> [Prompt] Every entry that follows needs to be repeated exactly.

Extracted records:
⁂
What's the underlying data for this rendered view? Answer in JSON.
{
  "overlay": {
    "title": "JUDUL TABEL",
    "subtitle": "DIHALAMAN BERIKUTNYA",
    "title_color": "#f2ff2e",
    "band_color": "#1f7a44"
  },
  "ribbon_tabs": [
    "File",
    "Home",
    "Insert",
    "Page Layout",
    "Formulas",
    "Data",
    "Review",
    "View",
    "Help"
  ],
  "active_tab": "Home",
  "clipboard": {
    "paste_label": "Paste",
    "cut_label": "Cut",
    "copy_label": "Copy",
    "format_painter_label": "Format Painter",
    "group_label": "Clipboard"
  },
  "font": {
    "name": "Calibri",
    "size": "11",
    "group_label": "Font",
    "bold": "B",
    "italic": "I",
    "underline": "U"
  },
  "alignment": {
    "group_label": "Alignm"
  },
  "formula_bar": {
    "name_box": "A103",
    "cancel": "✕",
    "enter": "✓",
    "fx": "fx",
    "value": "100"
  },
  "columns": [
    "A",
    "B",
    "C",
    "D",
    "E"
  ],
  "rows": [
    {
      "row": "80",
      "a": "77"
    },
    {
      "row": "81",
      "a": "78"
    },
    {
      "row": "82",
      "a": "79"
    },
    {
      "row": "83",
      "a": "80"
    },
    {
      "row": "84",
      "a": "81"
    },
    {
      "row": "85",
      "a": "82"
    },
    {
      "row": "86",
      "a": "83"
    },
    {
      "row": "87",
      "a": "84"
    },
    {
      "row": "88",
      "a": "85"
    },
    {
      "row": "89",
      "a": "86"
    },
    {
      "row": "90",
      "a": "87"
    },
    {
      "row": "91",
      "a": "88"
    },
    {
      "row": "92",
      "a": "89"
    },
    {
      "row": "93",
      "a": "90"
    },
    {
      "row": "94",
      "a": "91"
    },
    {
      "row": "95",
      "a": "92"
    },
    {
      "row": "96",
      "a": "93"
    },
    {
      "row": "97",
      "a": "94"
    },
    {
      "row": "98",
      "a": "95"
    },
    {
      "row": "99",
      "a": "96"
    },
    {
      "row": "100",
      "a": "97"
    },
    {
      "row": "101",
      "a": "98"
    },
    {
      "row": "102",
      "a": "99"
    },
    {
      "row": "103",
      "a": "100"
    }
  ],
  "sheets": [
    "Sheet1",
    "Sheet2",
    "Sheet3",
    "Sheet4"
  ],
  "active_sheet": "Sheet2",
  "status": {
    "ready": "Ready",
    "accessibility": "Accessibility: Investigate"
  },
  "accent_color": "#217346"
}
⁂
> [Answer for this exercise]
What's the underlying data for this rendered view? Answer in JSON.
{
  "overlay": {
    "title": "JUDUL TABEL",
    "subtitle": "DIHALAMAN BERIKUTNYA",
    "title_color": "#f2ff2e",
    "band_color": "#1f7a44"
  },
  "ribbon_tabs": [
    "File",
    "Home",
    "Insert",
    "Page Layout",
    "Formulas",
    "Data",
    "Review",
    "View",
    "Help"
  ],
  "active_tab": "Home",
  "clipboard": {
    "paste_label": "Paste",
    "cut_label": "Cut",
    "copy_label": "Copy",
    "format_painter_label": "Format Painter",
    "group_label": "Clipboard"
  },
  "font": {
    "name": "Calibri",
    "size": "11",
    "group_label": "Font",
    "bold": "B",
    "italic": "I",
    "underline": "U"
  },
  "alignment": {
    "group_label": "Alignm"
  },
  "formula_bar": {
    "name_box": "A103",
    "cancel": "✕",
    "enter": "✓",
    "fx": "fx",
    "value": "100"
  },
  "columns": [
    "A",
    "B",
    "C",
    "D",
    "E"
  ],
  "rows": [
    {
      "row": "80",
      "a": "77"
    },
    {
      "row": "81",
      "a": "78"
    },
    {
      "row": "82",
      "a": "79"
    },
    {
      "row": "83",
      "a": "80"
    },
    {
      "row": "84",
      "a": "81"
    },
    {
      "row": "85",
      "a": "82"
    },
    {
      "row": "86",
      "a": "83"
    },
    {
      "row": "87",
      "a": "84"
    },
    {
      "row": "88",
      "a": "85"
    },
    {
      "row": "89",
      "a": "86"
    },
    {
      "row": "90",
      "a": "87"
    },
    {
      "row": "91",
      "a": "88"
    },
    {
      "row": "92",
      "a": "89"
    },
    {
      "row": "93",
      "a": "90"
    },
    {
      "row": "94",
      "a": "91"
    },
    {
      "row": "95",
      "a": "92"
    },
    {
      "row": "96",
      "a": "93"
    },
    {
      "row": "97",
      "a": "94"
    },
    {
      "row": "98",
      "a": "95"
    },
    {
      "row": "99",
      "a": "96"
    },
    {
      "row": "100",
      "a": "97"
    },
    {
      "row": "101",
      "a": "98"
    },
    {
      "row": "102",
      "a": "99"
    },
    {
      "row": "103",
      "a": "100"
    }
  ],
  "sheets": [
    "Sheet1",
    "Sheet2",
    "Sheet3",
    "Sheet4"
  ],
  "active_sheet": "Sheet2",
  "status": {
    "ready": "Ready",
    "accessibility": "Accessibility: Investigate"
  },
  "accent_color": "#217346"
}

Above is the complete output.